[Rows from a figure dataset]
□ □ □ □ □ □ □

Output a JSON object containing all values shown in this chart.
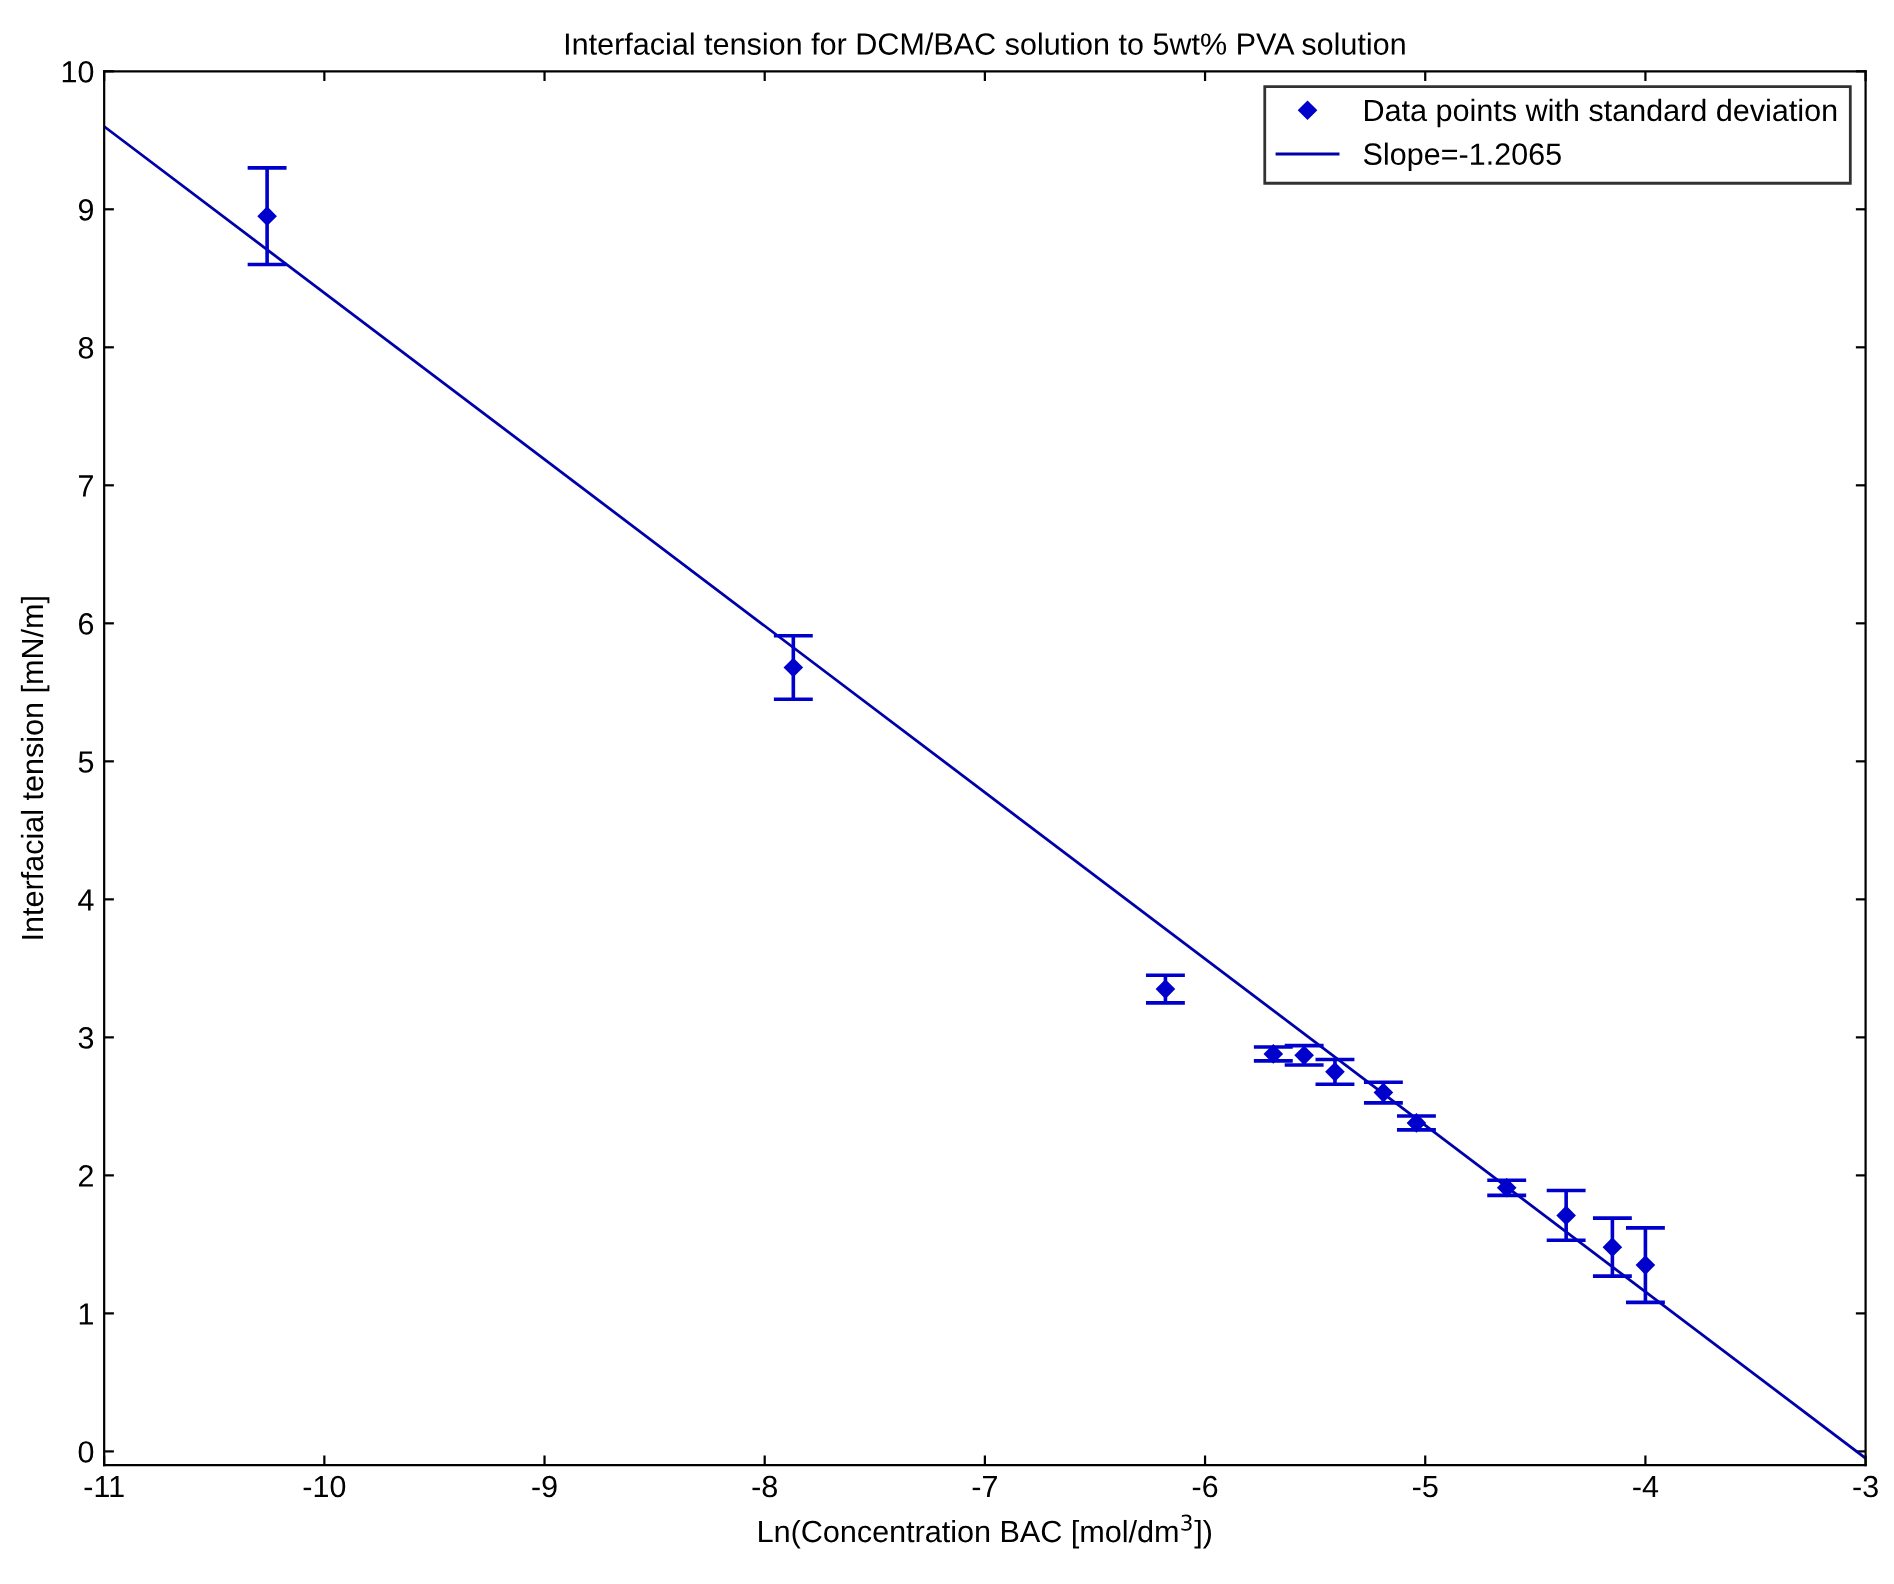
{
  "chart_data": {
    "type": "scatter",
    "title": "Interfacial tension for DCM/BAC solution to 5wt% PVA solution",
    "xlabel": "Ln(Concentration BAC [mol/dm$^{3}$])",
    "ylabel": "Interfacial tension [mN/m]",
    "series": [
      {
        "name": "Data points with standard deviation",
        "color": "#0000cc",
        "marker": "diamond",
        "x": [
          -10.26,
          -7.87,
          -6.18,
          -5.69,
          -5.55,
          -5.41,
          -5.19,
          -5.04,
          -4.63,
          -4.36,
          -4.15,
          -4.0
        ],
        "values": [
          8.95,
          5.68,
          3.35,
          2.88,
          2.87,
          2.75,
          2.6,
          2.38,
          1.91,
          1.71,
          1.48,
          1.35
        ],
        "errors": [
          0.35,
          0.23,
          0.1,
          0.05,
          0.07,
          0.09,
          0.075,
          0.05,
          0.055,
          0.18,
          0.21,
          0.27
        ]
      },
      {
        "name": "Slope=-1.2065",
        "type": "line",
        "color": "#0000aa",
        "line_style": "solid",
        "x": [
          -11,
          -3
        ],
        "values": [
          9.6,
          -0.05
        ]
      }
    ],
    "xlim": [
      -11,
      -3
    ],
    "xticks": [
      -11,
      -10,
      -9,
      -8,
      -7,
      -6,
      -5,
      -4,
      -3
    ],
    "ylim": [
      -0.1,
      10
    ],
    "yticks": [
      0,
      1,
      2,
      3,
      4,
      5,
      6,
      7,
      8,
      9,
      10
    ],
    "grid": false,
    "legend": "top right"
  }
}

□ □ □ □ □ □ □

Go through the records above, find every line with the word "name", and list those lines.

        "name": "Data points with standard deviation",
        "name": "Slope=-1.2065",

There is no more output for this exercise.